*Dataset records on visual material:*
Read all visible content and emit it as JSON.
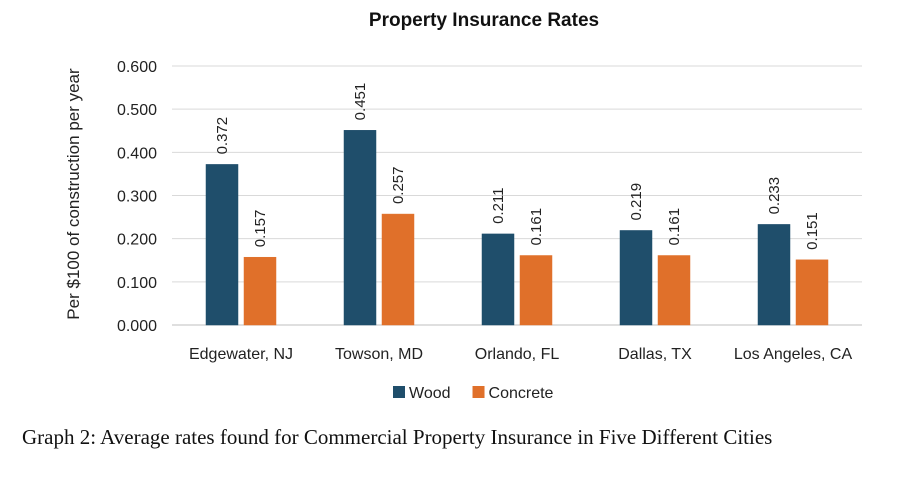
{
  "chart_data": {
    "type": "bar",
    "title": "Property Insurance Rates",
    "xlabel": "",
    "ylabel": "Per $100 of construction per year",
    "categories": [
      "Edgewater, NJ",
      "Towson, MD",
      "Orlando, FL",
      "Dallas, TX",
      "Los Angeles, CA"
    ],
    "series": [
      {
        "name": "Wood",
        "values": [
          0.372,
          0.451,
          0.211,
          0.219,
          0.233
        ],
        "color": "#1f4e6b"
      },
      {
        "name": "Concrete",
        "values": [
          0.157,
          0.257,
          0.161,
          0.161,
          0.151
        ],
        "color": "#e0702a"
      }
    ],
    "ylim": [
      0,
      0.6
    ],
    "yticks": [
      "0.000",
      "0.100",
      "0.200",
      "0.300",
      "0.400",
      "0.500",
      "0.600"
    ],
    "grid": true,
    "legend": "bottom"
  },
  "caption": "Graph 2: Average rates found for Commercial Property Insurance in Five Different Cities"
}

*EXERCISE DETAILS:* Every line above should be returned exactly; the pictures stay out.

*WRITTEN RESPONSE:*
Read all visible content and emit it as JSON.
{
  "chart_data": {
    "type": "bar",
    "title": "Property Insurance Rates",
    "xlabel": "",
    "ylabel": "Per $100 of construction per year",
    "categories": [
      "Edgewater, NJ",
      "Towson, MD",
      "Orlando, FL",
      "Dallas, TX",
      "Los Angeles, CA"
    ],
    "series": [
      {
        "name": "Wood",
        "values": [
          0.372,
          0.451,
          0.211,
          0.219,
          0.233
        ],
        "color": "#1f4e6b"
      },
      {
        "name": "Concrete",
        "values": [
          0.157,
          0.257,
          0.161,
          0.161,
          0.151
        ],
        "color": "#e0702a"
      }
    ],
    "ylim": [
      0,
      0.6
    ],
    "yticks": [
      "0.000",
      "0.100",
      "0.200",
      "0.300",
      "0.400",
      "0.500",
      "0.600"
    ],
    "grid": true,
    "legend": "bottom"
  },
  "caption": "Graph 2: Average rates found for Commercial Property Insurance in Five Different Cities"
}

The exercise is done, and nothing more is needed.